>>

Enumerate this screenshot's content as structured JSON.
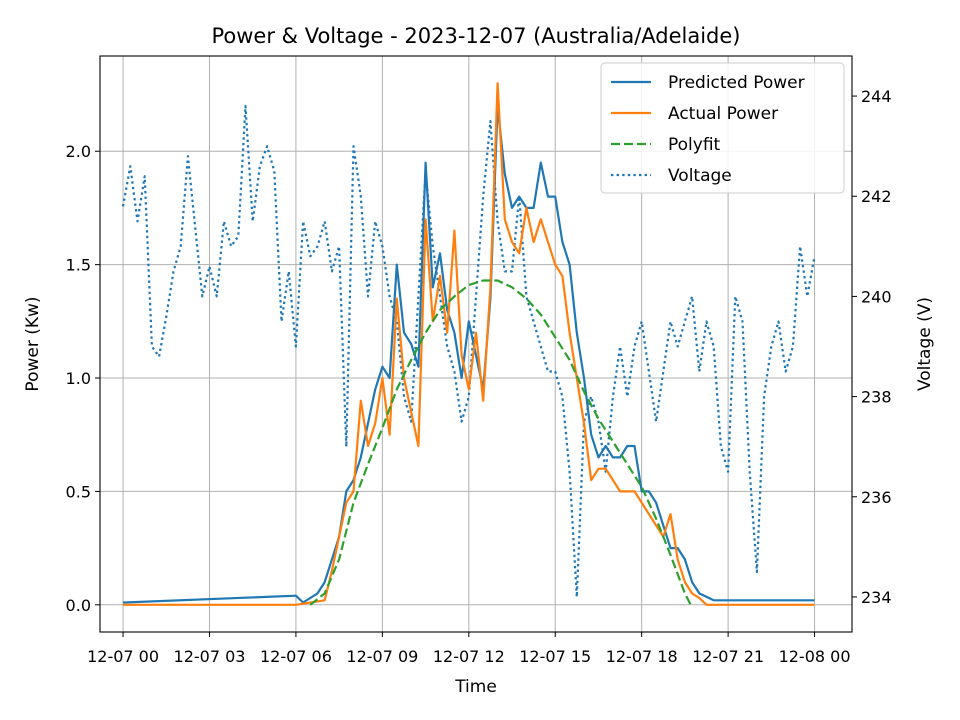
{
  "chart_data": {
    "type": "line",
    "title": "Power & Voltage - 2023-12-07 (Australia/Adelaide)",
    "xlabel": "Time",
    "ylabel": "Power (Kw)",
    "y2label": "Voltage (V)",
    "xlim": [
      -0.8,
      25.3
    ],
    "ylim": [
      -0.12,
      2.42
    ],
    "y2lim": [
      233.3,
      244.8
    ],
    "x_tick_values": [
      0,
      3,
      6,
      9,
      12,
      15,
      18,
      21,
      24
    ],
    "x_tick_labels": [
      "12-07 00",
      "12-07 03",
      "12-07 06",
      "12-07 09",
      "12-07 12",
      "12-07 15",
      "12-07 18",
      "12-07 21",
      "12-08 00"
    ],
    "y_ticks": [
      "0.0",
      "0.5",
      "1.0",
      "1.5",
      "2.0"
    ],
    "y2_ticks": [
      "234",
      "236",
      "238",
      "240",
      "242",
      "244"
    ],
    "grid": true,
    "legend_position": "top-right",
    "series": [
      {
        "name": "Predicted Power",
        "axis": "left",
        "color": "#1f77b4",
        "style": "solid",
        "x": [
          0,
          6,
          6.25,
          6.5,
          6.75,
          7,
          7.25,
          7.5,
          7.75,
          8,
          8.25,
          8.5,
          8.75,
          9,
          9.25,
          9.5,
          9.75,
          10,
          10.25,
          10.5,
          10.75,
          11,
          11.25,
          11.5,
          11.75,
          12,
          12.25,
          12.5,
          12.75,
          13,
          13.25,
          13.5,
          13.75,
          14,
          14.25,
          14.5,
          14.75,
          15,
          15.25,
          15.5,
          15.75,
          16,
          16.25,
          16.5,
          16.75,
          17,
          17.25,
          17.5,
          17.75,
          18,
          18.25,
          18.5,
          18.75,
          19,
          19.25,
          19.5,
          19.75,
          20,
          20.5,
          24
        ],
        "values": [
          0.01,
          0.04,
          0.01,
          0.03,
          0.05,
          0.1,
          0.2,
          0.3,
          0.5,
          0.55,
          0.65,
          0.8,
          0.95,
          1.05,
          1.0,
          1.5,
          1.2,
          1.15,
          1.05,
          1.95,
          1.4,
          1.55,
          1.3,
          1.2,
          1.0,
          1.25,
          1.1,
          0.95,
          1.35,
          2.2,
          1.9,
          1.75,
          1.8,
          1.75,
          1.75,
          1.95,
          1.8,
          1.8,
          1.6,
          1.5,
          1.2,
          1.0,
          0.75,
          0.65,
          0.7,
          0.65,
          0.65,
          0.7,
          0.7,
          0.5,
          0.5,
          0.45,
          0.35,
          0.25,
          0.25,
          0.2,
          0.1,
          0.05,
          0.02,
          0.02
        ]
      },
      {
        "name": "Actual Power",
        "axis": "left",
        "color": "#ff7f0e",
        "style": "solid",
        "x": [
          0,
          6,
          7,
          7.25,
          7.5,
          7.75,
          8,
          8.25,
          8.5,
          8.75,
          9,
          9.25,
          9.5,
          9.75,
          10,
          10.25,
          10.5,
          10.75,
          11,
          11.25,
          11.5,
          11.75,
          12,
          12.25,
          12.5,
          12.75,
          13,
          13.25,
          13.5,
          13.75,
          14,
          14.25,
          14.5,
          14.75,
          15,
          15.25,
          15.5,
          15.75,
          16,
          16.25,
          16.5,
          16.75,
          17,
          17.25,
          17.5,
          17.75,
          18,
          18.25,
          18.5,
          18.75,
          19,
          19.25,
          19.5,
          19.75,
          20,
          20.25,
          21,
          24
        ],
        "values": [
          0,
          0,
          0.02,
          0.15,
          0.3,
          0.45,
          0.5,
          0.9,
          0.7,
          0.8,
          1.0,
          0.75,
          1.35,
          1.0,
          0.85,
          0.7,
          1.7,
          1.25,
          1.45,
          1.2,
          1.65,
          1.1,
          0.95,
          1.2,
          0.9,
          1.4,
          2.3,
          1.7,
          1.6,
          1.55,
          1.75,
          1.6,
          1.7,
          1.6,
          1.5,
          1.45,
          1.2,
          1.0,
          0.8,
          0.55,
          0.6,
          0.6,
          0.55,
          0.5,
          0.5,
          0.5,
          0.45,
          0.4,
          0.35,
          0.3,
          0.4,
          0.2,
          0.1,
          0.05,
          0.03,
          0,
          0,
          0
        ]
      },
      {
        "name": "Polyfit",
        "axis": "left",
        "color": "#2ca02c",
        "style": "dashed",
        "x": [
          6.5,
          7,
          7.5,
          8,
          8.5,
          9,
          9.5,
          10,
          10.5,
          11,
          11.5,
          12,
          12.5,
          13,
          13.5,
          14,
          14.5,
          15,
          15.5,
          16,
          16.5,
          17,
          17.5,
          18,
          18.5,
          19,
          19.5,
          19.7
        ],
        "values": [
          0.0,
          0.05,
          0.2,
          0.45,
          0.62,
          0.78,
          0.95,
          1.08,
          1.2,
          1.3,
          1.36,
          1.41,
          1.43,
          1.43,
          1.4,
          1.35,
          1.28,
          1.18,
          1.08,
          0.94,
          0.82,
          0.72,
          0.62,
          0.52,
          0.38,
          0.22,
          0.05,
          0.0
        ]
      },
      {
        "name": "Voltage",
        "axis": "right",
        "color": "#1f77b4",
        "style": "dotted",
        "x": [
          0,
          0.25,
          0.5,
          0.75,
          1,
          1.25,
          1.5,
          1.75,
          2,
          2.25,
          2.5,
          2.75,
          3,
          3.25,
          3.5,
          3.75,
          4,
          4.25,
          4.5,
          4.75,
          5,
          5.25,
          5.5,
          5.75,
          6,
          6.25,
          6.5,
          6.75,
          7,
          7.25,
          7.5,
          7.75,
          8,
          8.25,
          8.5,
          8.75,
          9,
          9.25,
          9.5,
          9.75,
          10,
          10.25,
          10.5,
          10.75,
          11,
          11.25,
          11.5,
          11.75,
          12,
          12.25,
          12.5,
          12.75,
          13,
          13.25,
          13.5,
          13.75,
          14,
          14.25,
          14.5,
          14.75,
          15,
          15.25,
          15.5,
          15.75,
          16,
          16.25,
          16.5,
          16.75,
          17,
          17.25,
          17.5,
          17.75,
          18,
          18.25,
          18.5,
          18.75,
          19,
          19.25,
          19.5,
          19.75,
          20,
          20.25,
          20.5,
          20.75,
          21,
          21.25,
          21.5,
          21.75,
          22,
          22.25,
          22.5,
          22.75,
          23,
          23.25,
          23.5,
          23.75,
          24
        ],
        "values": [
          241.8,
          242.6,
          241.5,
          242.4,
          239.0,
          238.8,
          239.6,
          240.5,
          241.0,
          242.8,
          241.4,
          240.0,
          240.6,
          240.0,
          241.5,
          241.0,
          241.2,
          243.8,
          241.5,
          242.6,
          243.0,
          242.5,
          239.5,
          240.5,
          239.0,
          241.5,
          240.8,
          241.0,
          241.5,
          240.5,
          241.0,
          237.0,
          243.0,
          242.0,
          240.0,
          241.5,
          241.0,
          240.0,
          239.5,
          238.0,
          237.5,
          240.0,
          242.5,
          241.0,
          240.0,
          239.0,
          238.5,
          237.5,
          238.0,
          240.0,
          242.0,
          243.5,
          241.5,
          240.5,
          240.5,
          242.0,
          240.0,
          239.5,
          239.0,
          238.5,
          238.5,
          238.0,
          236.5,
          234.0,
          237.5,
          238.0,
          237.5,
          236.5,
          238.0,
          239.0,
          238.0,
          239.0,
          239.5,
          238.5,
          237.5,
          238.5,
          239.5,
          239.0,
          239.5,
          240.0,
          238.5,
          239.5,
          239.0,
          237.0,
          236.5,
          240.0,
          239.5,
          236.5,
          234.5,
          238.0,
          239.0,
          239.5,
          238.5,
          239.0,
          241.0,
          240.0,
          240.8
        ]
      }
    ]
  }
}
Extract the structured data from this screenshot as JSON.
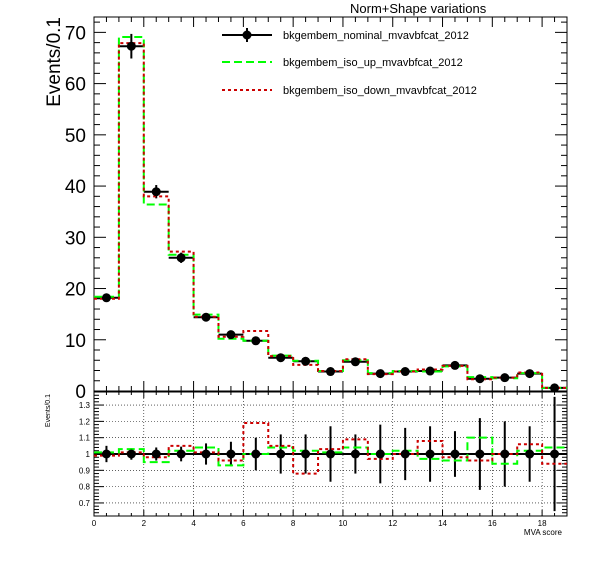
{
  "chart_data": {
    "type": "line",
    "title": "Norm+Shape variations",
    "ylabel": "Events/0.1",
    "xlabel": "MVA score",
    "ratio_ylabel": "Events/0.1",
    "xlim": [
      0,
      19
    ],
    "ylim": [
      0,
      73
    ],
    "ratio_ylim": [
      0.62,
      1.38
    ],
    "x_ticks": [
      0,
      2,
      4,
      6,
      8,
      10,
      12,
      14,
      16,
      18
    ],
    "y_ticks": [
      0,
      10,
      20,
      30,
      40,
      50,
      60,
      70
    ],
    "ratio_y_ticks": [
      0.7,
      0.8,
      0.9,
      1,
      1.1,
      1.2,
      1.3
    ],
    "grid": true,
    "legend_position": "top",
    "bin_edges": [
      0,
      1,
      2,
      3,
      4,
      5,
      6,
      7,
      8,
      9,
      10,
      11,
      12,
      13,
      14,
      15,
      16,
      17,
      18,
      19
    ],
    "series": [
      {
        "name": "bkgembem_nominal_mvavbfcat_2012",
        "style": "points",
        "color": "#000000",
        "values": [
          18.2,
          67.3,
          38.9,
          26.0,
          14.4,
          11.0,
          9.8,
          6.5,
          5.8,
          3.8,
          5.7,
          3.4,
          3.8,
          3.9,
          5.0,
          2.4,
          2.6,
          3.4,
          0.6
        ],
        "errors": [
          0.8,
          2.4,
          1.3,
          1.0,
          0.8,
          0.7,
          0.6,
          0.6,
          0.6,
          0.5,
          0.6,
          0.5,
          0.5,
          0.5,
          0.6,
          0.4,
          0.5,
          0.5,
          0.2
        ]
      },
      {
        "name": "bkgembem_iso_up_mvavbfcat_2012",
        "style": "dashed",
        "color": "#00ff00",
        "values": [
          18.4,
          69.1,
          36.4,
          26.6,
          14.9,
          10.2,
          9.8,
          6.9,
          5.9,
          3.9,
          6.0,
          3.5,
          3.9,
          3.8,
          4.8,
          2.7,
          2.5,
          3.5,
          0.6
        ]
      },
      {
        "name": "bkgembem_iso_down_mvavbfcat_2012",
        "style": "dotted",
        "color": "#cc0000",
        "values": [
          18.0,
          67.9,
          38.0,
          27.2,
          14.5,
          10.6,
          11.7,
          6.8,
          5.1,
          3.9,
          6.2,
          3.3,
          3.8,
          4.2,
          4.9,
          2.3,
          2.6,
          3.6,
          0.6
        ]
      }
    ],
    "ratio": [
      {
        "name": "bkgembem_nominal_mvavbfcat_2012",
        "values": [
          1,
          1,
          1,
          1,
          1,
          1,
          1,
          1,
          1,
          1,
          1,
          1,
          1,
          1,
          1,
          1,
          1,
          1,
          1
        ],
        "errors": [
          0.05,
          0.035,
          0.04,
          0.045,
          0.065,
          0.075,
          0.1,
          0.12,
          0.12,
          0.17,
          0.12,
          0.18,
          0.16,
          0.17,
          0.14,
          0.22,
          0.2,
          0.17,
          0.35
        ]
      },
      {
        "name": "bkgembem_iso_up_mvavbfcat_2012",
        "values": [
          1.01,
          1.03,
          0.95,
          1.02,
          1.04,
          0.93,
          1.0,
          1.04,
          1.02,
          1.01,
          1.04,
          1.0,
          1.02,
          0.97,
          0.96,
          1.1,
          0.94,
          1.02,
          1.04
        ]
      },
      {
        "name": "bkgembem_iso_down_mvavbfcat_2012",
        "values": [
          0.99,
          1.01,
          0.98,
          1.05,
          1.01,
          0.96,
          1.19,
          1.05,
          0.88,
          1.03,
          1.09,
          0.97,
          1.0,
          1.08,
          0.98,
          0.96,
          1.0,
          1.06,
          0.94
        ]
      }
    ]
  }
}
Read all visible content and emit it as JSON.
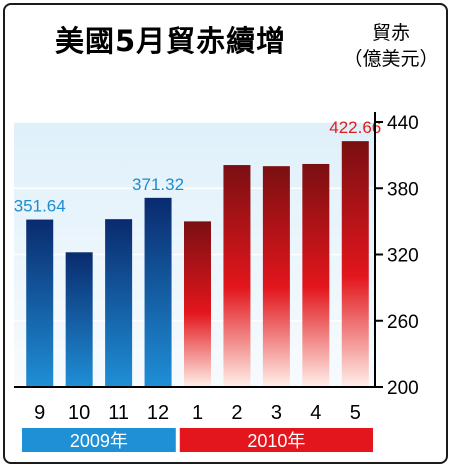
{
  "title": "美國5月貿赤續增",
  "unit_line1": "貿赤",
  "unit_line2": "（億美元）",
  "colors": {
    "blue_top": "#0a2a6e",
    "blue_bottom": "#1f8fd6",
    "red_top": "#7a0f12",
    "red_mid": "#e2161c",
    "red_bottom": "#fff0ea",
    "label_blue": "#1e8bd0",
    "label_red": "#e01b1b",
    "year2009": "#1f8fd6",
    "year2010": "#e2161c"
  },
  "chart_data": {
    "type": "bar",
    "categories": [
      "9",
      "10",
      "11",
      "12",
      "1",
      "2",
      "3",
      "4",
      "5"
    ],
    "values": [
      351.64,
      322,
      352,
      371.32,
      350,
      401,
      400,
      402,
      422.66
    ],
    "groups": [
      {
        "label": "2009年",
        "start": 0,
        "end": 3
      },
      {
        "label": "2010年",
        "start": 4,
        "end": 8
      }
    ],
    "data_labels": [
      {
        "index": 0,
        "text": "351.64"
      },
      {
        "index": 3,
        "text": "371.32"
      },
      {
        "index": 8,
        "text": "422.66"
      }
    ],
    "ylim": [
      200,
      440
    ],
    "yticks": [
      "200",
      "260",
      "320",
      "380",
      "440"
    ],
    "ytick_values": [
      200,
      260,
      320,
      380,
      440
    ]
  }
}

<<

▶ _Set problem_:
Check each line of the records above for "Voltage", and copy those that have it.

▶ _Written solution_:
    "title": "Power & Voltage - 2023-12-07 (Australia/Adelaide)",
    "y2label": "Voltage (V)",
        "name": "Voltage",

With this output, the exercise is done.